[Stored entries]
··········

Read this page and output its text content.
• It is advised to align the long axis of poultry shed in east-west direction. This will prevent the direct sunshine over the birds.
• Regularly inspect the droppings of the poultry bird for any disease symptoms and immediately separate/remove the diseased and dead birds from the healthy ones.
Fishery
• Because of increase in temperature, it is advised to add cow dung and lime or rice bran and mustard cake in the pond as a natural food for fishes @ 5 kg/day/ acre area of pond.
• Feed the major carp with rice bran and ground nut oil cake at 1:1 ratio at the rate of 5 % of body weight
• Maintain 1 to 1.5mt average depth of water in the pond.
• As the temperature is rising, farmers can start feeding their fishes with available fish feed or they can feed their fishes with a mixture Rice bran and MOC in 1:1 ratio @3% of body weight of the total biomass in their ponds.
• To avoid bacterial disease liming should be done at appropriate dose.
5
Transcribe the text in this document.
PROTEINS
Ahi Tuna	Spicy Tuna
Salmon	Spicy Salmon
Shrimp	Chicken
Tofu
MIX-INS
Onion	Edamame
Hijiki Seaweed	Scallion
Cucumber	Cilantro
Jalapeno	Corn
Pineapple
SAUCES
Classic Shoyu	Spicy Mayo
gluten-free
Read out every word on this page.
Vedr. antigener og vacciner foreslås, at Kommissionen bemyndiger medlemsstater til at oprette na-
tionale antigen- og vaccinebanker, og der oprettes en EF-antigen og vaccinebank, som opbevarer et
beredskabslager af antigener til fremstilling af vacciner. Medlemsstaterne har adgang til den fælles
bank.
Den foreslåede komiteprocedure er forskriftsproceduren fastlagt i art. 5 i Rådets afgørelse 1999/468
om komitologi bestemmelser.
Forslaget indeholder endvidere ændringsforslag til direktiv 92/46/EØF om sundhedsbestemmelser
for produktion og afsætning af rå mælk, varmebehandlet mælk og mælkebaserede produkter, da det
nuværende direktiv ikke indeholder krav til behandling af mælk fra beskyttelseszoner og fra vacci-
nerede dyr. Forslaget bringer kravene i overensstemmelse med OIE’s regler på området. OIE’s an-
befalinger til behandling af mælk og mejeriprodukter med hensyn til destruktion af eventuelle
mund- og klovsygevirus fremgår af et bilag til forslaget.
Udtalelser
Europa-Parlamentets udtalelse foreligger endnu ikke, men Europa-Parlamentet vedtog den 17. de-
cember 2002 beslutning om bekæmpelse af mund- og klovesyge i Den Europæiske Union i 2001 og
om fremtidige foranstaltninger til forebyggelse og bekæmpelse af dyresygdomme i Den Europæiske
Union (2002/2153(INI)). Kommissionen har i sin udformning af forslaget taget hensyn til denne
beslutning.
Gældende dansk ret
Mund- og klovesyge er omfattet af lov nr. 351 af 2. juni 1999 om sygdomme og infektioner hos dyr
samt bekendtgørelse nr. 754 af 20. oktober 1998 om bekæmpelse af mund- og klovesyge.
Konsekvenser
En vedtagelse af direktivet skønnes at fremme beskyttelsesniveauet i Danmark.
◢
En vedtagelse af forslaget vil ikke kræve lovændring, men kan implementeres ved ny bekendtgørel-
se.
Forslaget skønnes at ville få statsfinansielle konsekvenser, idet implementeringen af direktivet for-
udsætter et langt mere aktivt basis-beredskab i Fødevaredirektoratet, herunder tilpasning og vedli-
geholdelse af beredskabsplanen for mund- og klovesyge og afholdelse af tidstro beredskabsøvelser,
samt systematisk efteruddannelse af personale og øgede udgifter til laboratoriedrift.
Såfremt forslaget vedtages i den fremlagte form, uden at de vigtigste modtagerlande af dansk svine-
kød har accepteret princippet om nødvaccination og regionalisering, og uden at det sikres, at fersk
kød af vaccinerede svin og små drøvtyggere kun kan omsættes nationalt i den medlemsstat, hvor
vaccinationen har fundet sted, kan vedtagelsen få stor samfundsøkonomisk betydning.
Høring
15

··········

Retype the records above so that nothing differs from the original.

## Task output
Read this page and output its text content.
• It is advised to align the long axis of poultry shed in east-west direction. This will prevent the direct sunshine over the birds.
• Regularly inspect the droppings of the poultry bird for any disease symptoms and immediately separate/remove the diseased and dead birds from the healthy ones.
Fishery
• Because of increase in temperature, it is advised to add cow dung and lime or rice bran and mustard cake in the pond as a natural food for fishes @ 5 kg/day/ acre area of pond.
• Feed the major carp with rice bran and ground nut oil cake at 1:1 ratio at the rate of 5 % of body weight
• Maintain 1 to 1.5mt average depth of water in the pond.
• As the temperature is rising, farmers can start feeding their fishes with available fish feed or they can feed their fishes with a mixture Rice bran and MOC in 1:1 ratio @3% of body weight of the total biomass in their ponds.
• To avoid bacterial disease liming should be done at appropriate dose.
5
Transcribe the text in this document.
PROTEINS
Ahi Tuna	Spicy Tuna
Salmon	Spicy Salmon
Shrimp	Chicken
Tofu
MIX-INS
Onion	Edamame
Hijiki Seaweed	Scallion
Cucumber	Cilantro
Jalapeno	Corn
Pineapple
SAUCES
Classic Shoyu	Spicy Mayo
gluten-free
Read out every word on this page.
Vedr. antigener og vacciner foreslås, at Kommissionen bemyndiger medlemsstater til at oprette na-
tionale antigen- og vaccinebanker, og der oprettes en EF-antigen og vaccinebank, som opbevarer et
beredskabslager af antigener til fremstilling af vacciner. Medlemsstaterne har adgang til den fælles
bank.
Den foreslåede komiteprocedure er forskriftsproceduren fastlagt i art. 5 i Rådets afgørelse 1999/468
om komitologi bestemmelser.
Forslaget indeholder endvidere ændringsforslag til direktiv 92/46/EØF om sundhedsbestemmelser
for produktion og afsætning af rå mælk, varmebehandlet mælk og mælkebaserede produkter, da det
nuværende direktiv ikke indeholder krav til behandling af mælk fra beskyttelseszoner og fra vacci-
nerede dyr. Forslaget bringer kravene i overensstemmelse med OIE’s regler på området. OIE’s an-
befalinger til behandling af mælk og mejeriprodukter med hensyn til destruktion af eventuelle
mund- og klovsygevirus fremgår af et bilag til forslaget.
Udtalelser
Europa-Parlamentets udtalelse foreligger endnu ikke, men Europa-Parlamentet vedtog den 17. de-
cember 2002 beslutning om bekæmpelse af mund- og klovesyge i Den Europæiske Union i 2001 og
om fremtidige foranstaltninger til forebyggelse og bekæmpelse af dyresygdomme i Den Europæiske
Union (2002/2153(INI)). Kommissionen har i sin udformning af forslaget taget hensyn til denne
beslutning.
Gældende dansk ret
Mund- og klovesyge er omfattet af lov nr. 351 af 2. juni 1999 om sygdomme og infektioner hos dyr
samt bekendtgørelse nr. 754 af 20. oktober 1998 om bekæmpelse af mund- og klovesyge.
Konsekvenser
En vedtagelse af direktivet skønnes at fremme beskyttelsesniveauet i Danmark.
◢
En vedtagelse af forslaget vil ikke kræve lovændring, men kan implementeres ved ny bekendtgørel-
se.
Forslaget skønnes at ville få statsfinansielle konsekvenser, idet implementeringen af direktivet for-
udsætter et langt mere aktivt basis-beredskab i Fødevaredirektoratet, herunder tilpasning og vedli-
geholdelse af beredskabsplanen for mund- og klovesyge og afholdelse af tidstro beredskabsøvelser,
samt systematisk efteruddannelse af personale og øgede udgifter til laboratoriedrift.
Såfremt forslaget vedtages i den fremlagte form, uden at de vigtigste modtagerlande af dansk svine-
kød har accepteret princippet om nødvaccination og regionalisering, og uden at det sikres, at fersk
kød af vaccinerede svin og små drøvtyggere kun kan omsættes nationalt i den medlemsstat, hvor
vaccinationen har fundet sted, kan vedtagelsen få stor samfundsøkonomisk betydning.
Høring
15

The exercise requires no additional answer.